** Opening SOURCE INFORMATION block **

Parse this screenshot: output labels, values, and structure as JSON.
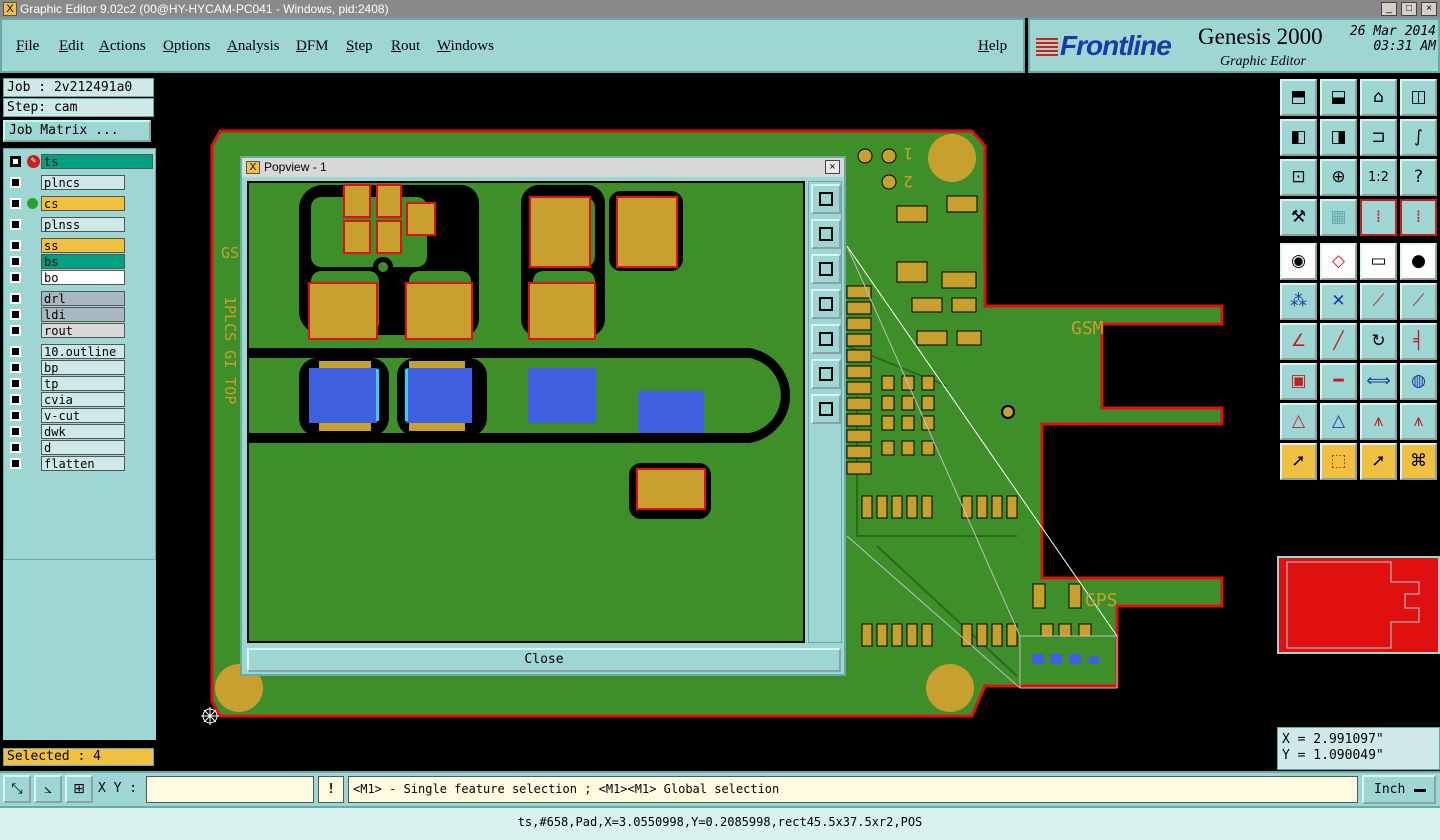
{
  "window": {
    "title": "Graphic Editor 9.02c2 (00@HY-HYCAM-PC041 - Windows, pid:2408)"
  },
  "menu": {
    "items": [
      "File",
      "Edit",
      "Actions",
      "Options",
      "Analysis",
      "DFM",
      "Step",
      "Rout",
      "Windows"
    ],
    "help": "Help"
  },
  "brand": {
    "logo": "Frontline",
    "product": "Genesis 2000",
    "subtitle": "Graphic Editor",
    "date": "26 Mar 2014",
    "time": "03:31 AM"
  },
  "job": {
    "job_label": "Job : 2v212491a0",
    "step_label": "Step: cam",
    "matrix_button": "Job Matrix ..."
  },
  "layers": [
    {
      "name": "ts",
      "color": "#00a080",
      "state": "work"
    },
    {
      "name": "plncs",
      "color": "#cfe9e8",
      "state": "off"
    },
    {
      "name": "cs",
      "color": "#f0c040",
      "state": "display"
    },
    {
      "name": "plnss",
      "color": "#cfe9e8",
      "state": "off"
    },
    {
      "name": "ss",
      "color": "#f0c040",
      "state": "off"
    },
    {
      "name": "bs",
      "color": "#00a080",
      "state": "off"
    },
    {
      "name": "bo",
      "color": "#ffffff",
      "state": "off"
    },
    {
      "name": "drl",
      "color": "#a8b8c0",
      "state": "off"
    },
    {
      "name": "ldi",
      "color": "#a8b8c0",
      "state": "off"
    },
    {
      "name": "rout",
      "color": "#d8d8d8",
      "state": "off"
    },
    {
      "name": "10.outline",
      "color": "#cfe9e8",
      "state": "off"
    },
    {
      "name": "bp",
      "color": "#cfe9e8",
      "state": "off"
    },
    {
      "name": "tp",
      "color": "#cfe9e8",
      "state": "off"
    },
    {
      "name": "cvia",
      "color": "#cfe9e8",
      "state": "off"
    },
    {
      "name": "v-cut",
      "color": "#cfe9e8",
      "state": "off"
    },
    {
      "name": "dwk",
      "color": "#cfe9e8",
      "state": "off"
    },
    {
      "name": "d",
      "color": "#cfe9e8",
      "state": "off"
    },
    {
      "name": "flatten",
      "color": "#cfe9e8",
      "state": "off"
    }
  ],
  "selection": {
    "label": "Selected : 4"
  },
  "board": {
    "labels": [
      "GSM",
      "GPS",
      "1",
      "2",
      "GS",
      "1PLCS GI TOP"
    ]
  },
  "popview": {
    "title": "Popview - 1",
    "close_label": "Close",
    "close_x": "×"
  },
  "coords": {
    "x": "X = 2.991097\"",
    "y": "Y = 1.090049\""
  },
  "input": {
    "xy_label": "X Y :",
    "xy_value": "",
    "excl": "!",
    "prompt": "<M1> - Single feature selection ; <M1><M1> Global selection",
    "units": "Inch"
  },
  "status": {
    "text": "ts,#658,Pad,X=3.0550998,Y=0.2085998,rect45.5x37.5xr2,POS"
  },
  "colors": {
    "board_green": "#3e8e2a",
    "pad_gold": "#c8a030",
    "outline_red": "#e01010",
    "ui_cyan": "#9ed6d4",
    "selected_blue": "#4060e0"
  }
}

** Closing SOURCE INFORMATION block **

YOUR INSTRUCTIONS » Give the number of lines in the data that contain the string "Windows" and nothing more.

ANSWER BELOW » 2